(PROBLEM DETAILS): Write out the data below word for word and line for line, leaving out the pictures.

[start of SUPPLIED MATERIAL]

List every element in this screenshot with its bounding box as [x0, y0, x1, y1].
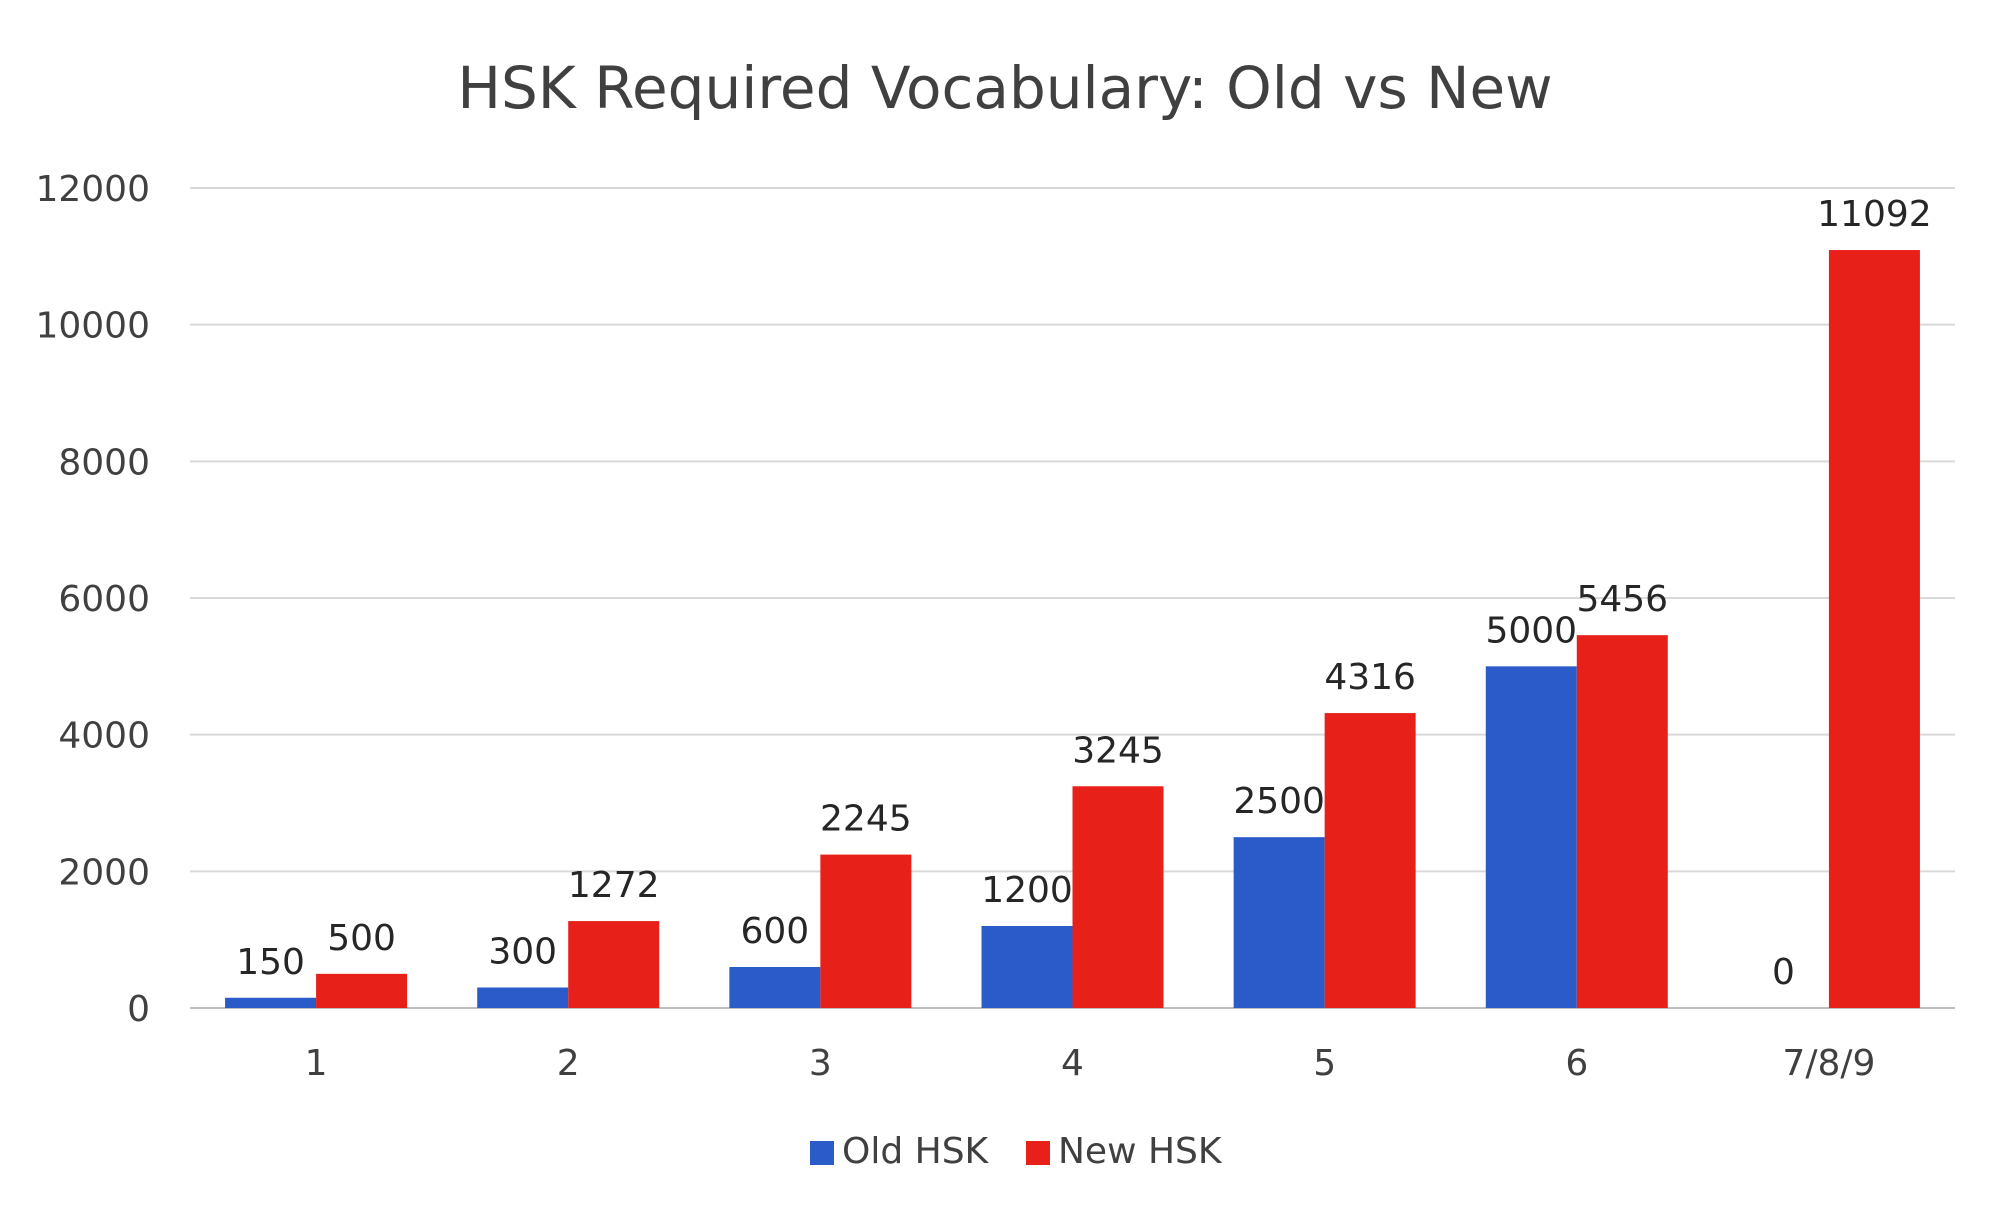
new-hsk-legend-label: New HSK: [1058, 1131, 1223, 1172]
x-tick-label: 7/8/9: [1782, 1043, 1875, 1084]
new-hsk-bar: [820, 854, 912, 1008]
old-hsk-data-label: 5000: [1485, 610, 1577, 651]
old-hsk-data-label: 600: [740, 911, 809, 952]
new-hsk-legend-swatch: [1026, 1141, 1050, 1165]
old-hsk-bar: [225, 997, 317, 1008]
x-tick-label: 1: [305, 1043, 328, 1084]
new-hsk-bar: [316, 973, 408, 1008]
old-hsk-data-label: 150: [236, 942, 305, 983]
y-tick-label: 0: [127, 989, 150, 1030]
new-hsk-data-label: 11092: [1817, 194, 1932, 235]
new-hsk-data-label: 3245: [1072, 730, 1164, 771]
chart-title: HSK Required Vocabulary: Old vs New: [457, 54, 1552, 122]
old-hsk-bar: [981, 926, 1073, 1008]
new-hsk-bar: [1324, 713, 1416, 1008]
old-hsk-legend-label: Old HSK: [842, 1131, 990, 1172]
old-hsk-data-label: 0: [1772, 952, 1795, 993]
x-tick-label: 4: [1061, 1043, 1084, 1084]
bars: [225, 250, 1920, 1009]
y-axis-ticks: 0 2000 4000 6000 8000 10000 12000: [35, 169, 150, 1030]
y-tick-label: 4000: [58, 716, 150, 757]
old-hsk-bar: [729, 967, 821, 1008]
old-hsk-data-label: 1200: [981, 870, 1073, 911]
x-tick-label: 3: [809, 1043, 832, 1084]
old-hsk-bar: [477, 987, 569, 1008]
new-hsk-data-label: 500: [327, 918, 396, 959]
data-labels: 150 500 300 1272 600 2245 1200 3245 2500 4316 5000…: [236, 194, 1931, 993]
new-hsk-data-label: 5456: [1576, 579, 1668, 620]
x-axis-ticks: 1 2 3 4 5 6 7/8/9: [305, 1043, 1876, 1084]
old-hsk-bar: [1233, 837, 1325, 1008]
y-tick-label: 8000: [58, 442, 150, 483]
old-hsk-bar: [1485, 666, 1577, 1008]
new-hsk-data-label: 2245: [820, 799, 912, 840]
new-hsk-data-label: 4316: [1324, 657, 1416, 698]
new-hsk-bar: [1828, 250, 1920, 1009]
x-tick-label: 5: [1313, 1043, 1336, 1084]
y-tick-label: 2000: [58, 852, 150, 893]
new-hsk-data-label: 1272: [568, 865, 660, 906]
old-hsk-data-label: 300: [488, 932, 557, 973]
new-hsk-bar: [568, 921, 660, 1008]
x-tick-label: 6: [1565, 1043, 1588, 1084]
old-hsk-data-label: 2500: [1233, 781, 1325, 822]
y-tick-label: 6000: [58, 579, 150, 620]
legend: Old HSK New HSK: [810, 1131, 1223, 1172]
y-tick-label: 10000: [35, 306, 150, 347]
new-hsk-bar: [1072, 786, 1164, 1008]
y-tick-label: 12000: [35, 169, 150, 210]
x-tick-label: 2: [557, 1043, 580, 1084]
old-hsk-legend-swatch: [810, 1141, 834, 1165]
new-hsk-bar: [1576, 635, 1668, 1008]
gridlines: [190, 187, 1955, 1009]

[end of SUPPLIED MATERIAL]

(THE RESPONSE):
List every element in this screenshot with its bounding box as [x0, y0, x1, y1].
new-hsk-legend-label: New HSK: [1058, 1131, 1223, 1172]
x-tick-label: 7/8/9: [1782, 1043, 1875, 1084]
new-hsk-bar: [820, 854, 912, 1008]
old-hsk-data-label: 5000: [1485, 610, 1577, 651]
old-hsk-data-label: 600: [740, 911, 809, 952]
new-hsk-legend-swatch: [1026, 1141, 1050, 1165]
old-hsk-bar: [225, 997, 317, 1008]
x-tick-label: 1: [305, 1043, 328, 1084]
new-hsk-bar: [316, 973, 408, 1008]
old-hsk-data-label: 150: [236, 942, 305, 983]
y-tick-label: 0: [127, 989, 150, 1030]
new-hsk-data-label: 11092: [1817, 194, 1932, 235]
new-hsk-data-label: 3245: [1072, 730, 1164, 771]
chart-title: HSK Required Vocabulary: Old vs New: [457, 54, 1552, 122]
old-hsk-bar: [981, 926, 1073, 1008]
new-hsk-bar: [1324, 713, 1416, 1008]
old-hsk-legend-label: Old HSK: [842, 1131, 990, 1172]
old-hsk-data-label: 0: [1772, 952, 1795, 993]
x-tick-label: 4: [1061, 1043, 1084, 1084]
bars: [225, 250, 1920, 1009]
y-axis-ticks: 0 2000 4000 6000 8000 10000 12000: [35, 169, 150, 1030]
y-tick-label: 4000: [58, 716, 150, 757]
old-hsk-bar: [729, 967, 821, 1008]
old-hsk-data-label: 1200: [981, 870, 1073, 911]
x-tick-label: 3: [809, 1043, 832, 1084]
old-hsk-bar: [477, 987, 569, 1008]
new-hsk-data-label: 500: [327, 918, 396, 959]
data-labels: 150 500 300 1272 600 2245 1200 3245 2500 4316 5000…: [236, 194, 1931, 993]
new-hsk-data-label: 5456: [1576, 579, 1668, 620]
x-axis-ticks: 1 2 3 4 5 6 7/8/9: [305, 1043, 1876, 1084]
old-hsk-bar: [1233, 837, 1325, 1008]
y-tick-label: 8000: [58, 442, 150, 483]
old-hsk-bar: [1485, 666, 1577, 1008]
new-hsk-data-label: 2245: [820, 799, 912, 840]
new-hsk-data-label: 4316: [1324, 657, 1416, 698]
new-hsk-bar: [1828, 250, 1920, 1009]
x-tick-label: 5: [1313, 1043, 1336, 1084]
y-tick-label: 2000: [58, 852, 150, 893]
new-hsk-data-label: 1272: [568, 865, 660, 906]
old-hsk-data-label: 300: [488, 932, 557, 973]
new-hsk-bar: [568, 921, 660, 1008]
x-tick-label: 6: [1565, 1043, 1588, 1084]
old-hsk-data-label: 2500: [1233, 781, 1325, 822]
y-tick-label: 6000: [58, 579, 150, 620]
legend: Old HSK New HSK: [810, 1131, 1223, 1172]
y-tick-label: 10000: [35, 306, 150, 347]
new-hsk-bar: [1072, 786, 1164, 1008]
y-tick-label: 12000: [35, 169, 150, 210]
x-tick-label: 2: [557, 1043, 580, 1084]
old-hsk-legend-swatch: [810, 1141, 834, 1165]
new-hsk-bar: [1576, 635, 1668, 1008]
gridlines: [190, 187, 1955, 1009]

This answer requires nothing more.